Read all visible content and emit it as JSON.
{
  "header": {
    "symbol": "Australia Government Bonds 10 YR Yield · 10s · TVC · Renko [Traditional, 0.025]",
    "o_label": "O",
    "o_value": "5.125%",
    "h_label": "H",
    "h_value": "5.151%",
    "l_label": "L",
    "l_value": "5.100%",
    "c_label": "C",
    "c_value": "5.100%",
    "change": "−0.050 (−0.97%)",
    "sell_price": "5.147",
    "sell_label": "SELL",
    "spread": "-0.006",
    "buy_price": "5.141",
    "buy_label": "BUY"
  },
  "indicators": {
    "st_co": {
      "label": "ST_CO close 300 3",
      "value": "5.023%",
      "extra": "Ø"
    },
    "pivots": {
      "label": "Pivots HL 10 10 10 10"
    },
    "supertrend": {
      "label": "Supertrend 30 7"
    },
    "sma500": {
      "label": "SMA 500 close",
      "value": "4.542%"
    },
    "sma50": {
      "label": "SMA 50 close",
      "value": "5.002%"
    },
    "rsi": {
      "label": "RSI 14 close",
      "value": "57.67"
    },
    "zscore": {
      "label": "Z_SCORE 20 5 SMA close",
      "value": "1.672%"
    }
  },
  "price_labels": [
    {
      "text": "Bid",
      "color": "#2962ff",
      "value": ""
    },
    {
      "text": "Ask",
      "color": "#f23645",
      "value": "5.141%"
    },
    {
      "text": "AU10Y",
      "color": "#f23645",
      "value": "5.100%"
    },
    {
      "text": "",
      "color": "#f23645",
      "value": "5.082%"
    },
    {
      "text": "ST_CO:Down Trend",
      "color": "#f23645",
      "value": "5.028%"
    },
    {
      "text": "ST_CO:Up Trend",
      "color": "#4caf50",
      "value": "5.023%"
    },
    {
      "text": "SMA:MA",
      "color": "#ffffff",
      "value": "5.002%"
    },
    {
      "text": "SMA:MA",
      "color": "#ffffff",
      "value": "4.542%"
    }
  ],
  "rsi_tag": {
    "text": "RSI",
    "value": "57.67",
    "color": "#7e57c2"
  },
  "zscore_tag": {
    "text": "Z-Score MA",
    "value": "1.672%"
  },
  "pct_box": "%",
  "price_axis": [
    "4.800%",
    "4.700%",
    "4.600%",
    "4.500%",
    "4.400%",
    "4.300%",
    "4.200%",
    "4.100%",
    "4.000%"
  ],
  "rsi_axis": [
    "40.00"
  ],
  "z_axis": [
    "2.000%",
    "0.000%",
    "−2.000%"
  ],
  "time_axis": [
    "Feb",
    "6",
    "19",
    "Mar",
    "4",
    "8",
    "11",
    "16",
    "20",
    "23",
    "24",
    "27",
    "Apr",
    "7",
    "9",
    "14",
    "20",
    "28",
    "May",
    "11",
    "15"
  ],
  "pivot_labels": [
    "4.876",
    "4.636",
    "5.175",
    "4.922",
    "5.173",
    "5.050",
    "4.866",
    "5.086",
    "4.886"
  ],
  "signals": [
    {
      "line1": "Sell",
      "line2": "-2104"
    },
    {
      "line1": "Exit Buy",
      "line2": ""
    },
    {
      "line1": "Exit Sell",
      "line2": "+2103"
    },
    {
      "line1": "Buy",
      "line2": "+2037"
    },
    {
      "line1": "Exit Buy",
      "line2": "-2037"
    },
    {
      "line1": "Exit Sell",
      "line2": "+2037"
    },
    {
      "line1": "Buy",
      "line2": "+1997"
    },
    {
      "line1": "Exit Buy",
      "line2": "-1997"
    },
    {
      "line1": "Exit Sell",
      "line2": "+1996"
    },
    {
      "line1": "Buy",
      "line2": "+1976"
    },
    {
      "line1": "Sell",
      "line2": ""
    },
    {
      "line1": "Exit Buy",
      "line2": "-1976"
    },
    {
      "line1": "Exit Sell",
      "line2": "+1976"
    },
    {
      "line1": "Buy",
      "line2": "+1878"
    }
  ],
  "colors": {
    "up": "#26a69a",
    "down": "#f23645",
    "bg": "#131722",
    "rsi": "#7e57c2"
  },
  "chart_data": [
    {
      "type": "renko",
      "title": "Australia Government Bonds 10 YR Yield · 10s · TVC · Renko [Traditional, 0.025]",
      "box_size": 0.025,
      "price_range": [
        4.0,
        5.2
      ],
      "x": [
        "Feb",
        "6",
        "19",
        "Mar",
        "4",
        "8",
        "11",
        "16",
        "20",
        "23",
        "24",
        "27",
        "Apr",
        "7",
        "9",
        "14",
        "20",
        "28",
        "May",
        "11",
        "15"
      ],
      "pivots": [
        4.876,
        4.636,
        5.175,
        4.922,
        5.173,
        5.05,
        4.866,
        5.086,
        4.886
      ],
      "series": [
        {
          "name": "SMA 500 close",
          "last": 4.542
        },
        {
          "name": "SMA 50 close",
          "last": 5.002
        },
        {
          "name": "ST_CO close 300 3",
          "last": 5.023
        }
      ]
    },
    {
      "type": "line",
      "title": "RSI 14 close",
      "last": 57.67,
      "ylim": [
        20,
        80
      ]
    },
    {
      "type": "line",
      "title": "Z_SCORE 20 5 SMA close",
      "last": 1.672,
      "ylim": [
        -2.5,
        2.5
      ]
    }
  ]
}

> _TASK REQUIREMENTS_: Count the lines of the data that include the string "name", and give only that number.

> _RESPONSE TO THE TASK_: 3